Exercise:
Reproduce every line of the material below, but drop the pictures.

Input records:

= = =

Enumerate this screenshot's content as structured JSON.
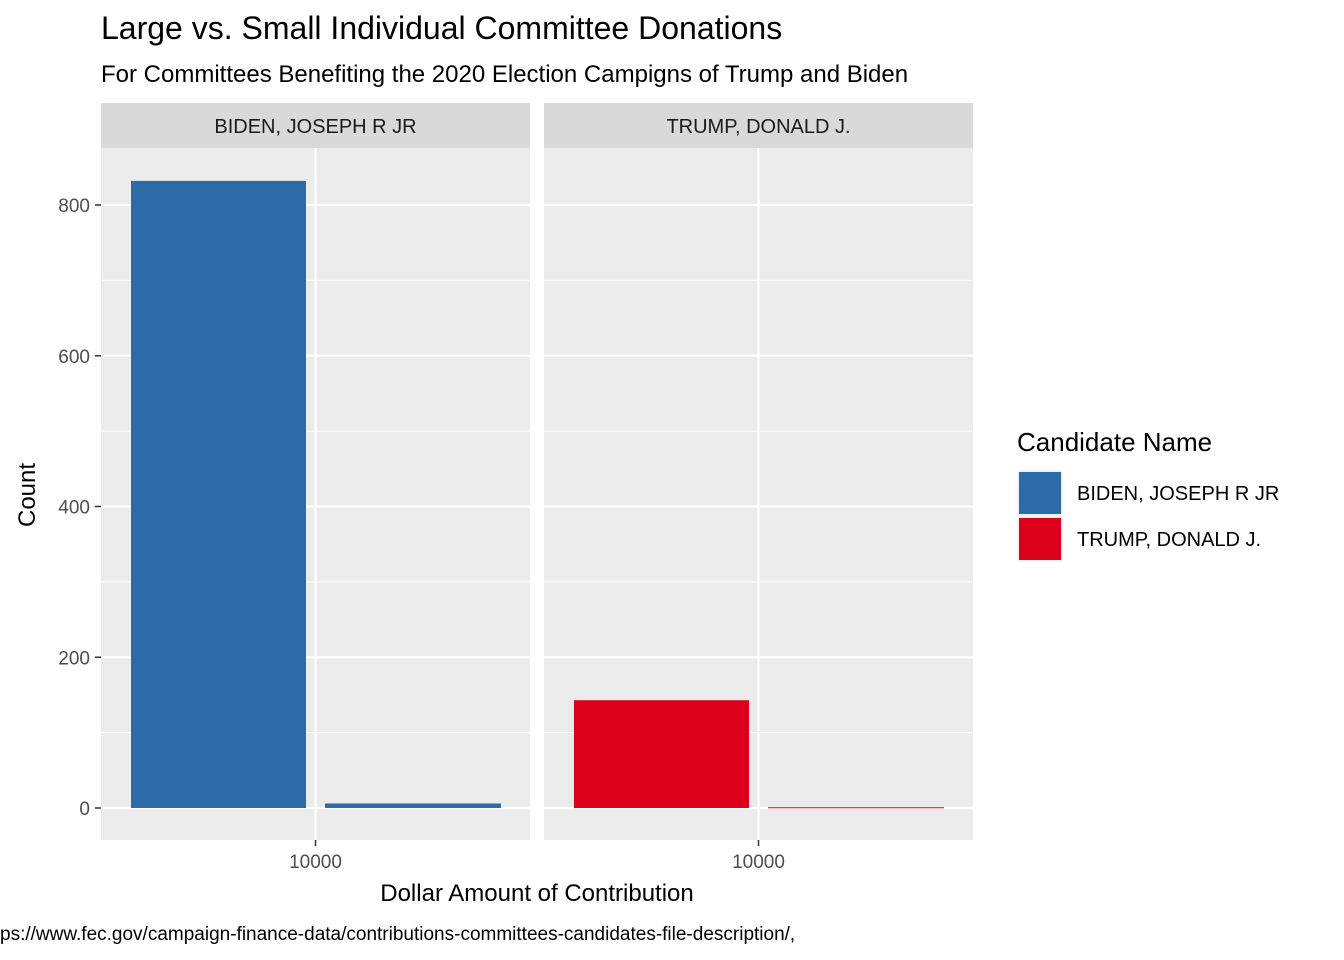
{
  "chart_data": {
    "type": "bar",
    "title": "Large vs. Small Individual Committee Donations",
    "subtitle": "For Committees Benefiting the 2020 Election Campigns of Trump and Biden",
    "xlabel": "Dollar Amount of Contribution",
    "ylabel": "Count",
    "caption": "ps://www.fec.gov/campaign-finance-data/contributions-committees-candidates-file-description/,",
    "legend": {
      "title": "Candidate Name",
      "position": "right"
    },
    "grid": true,
    "ylim": [
      -40,
      875
    ],
    "y_ticks": [
      0,
      200,
      400,
      600,
      800
    ],
    "x_tick_label": "10000",
    "facets": [
      {
        "label": "BIDEN, JOSEPH R JR",
        "color": "#2d6aa8",
        "bars": [
          {
            "group": "below 10000",
            "value": 832
          },
          {
            "group": "above 10000",
            "value": 6
          }
        ]
      },
      {
        "label": "TRUMP, DONALD J.",
        "color": "#dc001a",
        "bars": [
          {
            "group": "below 10000",
            "value": 143
          },
          {
            "group": "above 10000",
            "value": 1
          }
        ]
      }
    ]
  }
}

= = =

Exercise result:
Enumerate this screenshot's content as structured JSON.
{
  "chart_data": {
    "type": "bar",
    "title": "Large vs. Small Individual Committee Donations",
    "subtitle": "For Committees Benefiting the 2020 Election Campigns of Trump and Biden",
    "xlabel": "Dollar Amount of Contribution",
    "ylabel": "Count",
    "caption": "ps://www.fec.gov/campaign-finance-data/contributions-committees-candidates-file-description/,",
    "legend": {
      "title": "Candidate Name",
      "position": "right"
    },
    "grid": true,
    "ylim": [
      -40,
      875
    ],
    "y_ticks": [
      0,
      200,
      400,
      600,
      800
    ],
    "x_tick_label": "10000",
    "facets": [
      {
        "label": "BIDEN, JOSEPH R JR",
        "color": "#2d6aa8",
        "bars": [
          {
            "group": "below 10000",
            "value": 832
          },
          {
            "group": "above 10000",
            "value": 6
          }
        ]
      },
      {
        "label": "TRUMP, DONALD J.",
        "color": "#dc001a",
        "bars": [
          {
            "group": "below 10000",
            "value": 143
          },
          {
            "group": "above 10000",
            "value": 1
          }
        ]
      }
    ]
  }
}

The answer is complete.